Other use cases for Data Guard and S3 would include scanning of textual data objects being retrieved, specifically for the presence of fields that might be classified as PII, such as credit card numbers, US social security numbers, or any other custom value an organization is interested in. A multitude of online resources provide REGEX expressions matching the presence of any of a variety of potentially sensitive information mandated through international standards. Occurrences within retrieved data, such as data formats matching drivers’ licenses, national health care values, and passport IDs are all quickly keyed in on. The ability of Data Guard to obfuscate sensitive information, beyond blocking or alerting, is a core reason to use BIG-IP in line with your data.
BIG-IP Advanced Traffic Management - Preserve Customer Performance
The BIG-IP offers a myriad of safeguards and enforcement options around the issue of high-rate traffic. The ways include any one traffic source maliciously or inadvertently overwhelming the StorageGRID cluster with unreasonable loads. The possible protections are simply touched upon in this section, starting with some simple features, enabled per virtual server, with a few clicks.
A BIG-IP deployment can be as simple as one virtual server directing all traffic to a backend cluster of StorageGRID nodes. However, just as easily, it could be another extreme: a virtual server entry reserved for one company, one department, even one specific high value client machine. In the above screenshot, one sees a few options. A virtual server may have a cap set on how many connections are permitted, normally TCP port 443-based for S3. This is a primitive but effective safeguard against denial-of-service attacks that attempt to overwhelm with bulk connection loads.
As seen, an eviction policy can be enabled that closes connections that exhibit negative characteristics, like clients who become unresponsive. Lastly, it is seen that connection rate safeguards are also available and can be applied to consider source IP addresses. This can counteract singular, rogue clients in larger deployments.
Another set of advanced features serve to protect the StorageGRID infrastructure in terms of clamping down on the total traffic that the BIG-IP will forward to a cluster. These features are interesting as many can apply not just at the per virtual server level, but some controls can be applied to the entirety of traffic being sent on particular VLANs or network interfaces that might interconnect to backend pools.
BIG-IP’s advanced features include the aptly named Bandwidth Controllers, and are made up of two varieties: static and dynamic. Static is likely the correct choice for limiting the total bandwidth a given virtual server can direct at the backend pool of Storage Nodes. The setup is trivial, just visit the “Acceleration” tab of BIG-IP and create a static bandwidth controller of the magnitude desired.
At this point, nothing further is required beyond simply choosing the policy from the virtual server advanced configuration screen.

[Material]
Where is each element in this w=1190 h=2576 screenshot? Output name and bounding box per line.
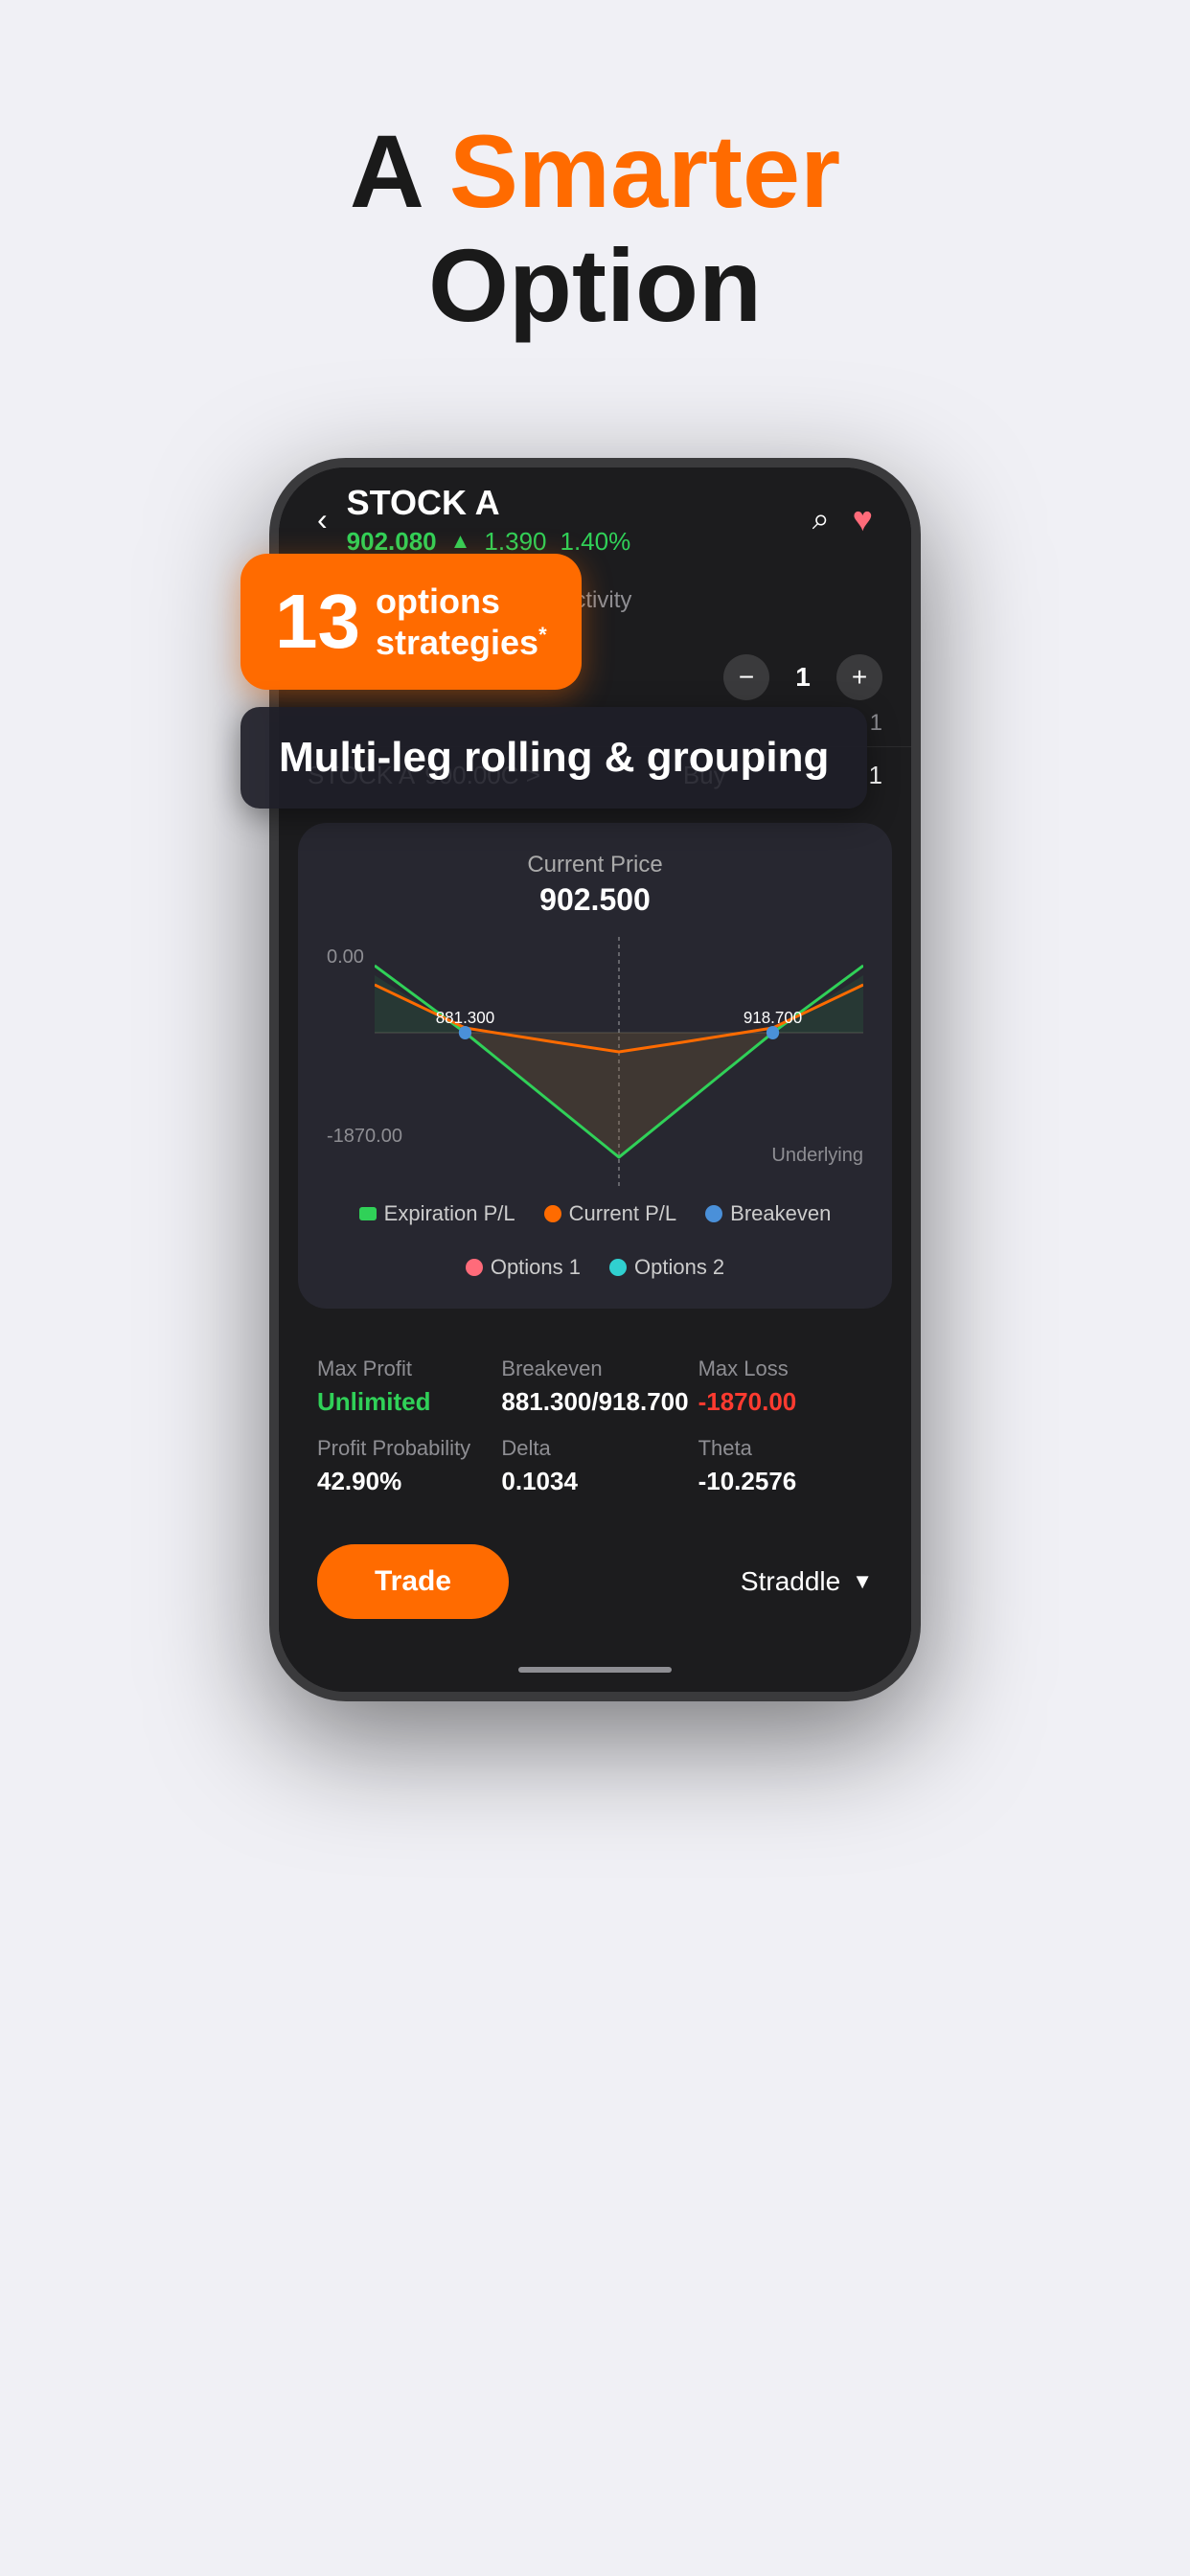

[What to produce] Pick up the piece on BIG-IP traffic safeguards for StorageGRID after its final sentence and extend it.

[Task response]
For even more agile behavior, one might choose to use a dynamic bandwidth controller. As seen below, the options now extend into individual user traffic-level metering. With ancillary BIG-IP modules like Access Policy Manager (APM) traffic can be tied back to individual authenticated users by integration with common Identity Providers (IdP) solutions like Microsoft Active Directory (AD) servers or using the SSO framework standard SAML 2.0, others exist as well. However, with LTM by itself, we can consider users as sessions consisting of source IP and source (ephemeral) TCP port pairs and can apply dynamic bandwidth controls upon this definition of a user.
The following provides an example of the degree to which traffic management can be imposed by BIG-IP with dynamic controllers, including per user bandwidth.
The resulting dynamic bandwidth solution can be tied to any virtual server with the following few lines of a simple iRule:
when CLIENT_ACCEPTED { set mycookie [IP::remote_addr]:[TCP:: remote_port]
BWC::policy attach No_user_to_exceed_5Mbps $mycookie}
Summary
The NetApp StorageGRID multi-node S3 compatible object storage solution fits well with a high-performance server load balancer, thus making the F5 BIG-IP a good fit. There are various features within the BIG-IP toolset that can open up a broad set of StorageGRID’s practical use cases. As documented, the ability exists for a BIG-IP iRule to isolate in upon any HTTP-level S3 header, including customized user meta-data fields. This S3 metadata now becomes actionable – the resulting options are bounded only by what can be imagined. One potential option, selecting a specific pool of Storage Nodes based upon a signaled QoS value was successfully tested.
Other use cases include using the advanced WAF capabilities of BIG-IP, such as the Data Guard feature, analyzing real-time response content and alerting upon xml tags or potentially obfuscating or entirely blocking transfers with sensitive data fields.
A rich set of traffic safeguards were also discussed, including per virtual server connection limits and advanced bandwidth controls. When combined with optimizations discussed in other articles, such as the OneConnect profile that can drastically suppress the number of concurrent TCP sessions handled by StorageGrid nodes, one quickly sees that the performance and security improvements attainable make the suggested architecture compelling.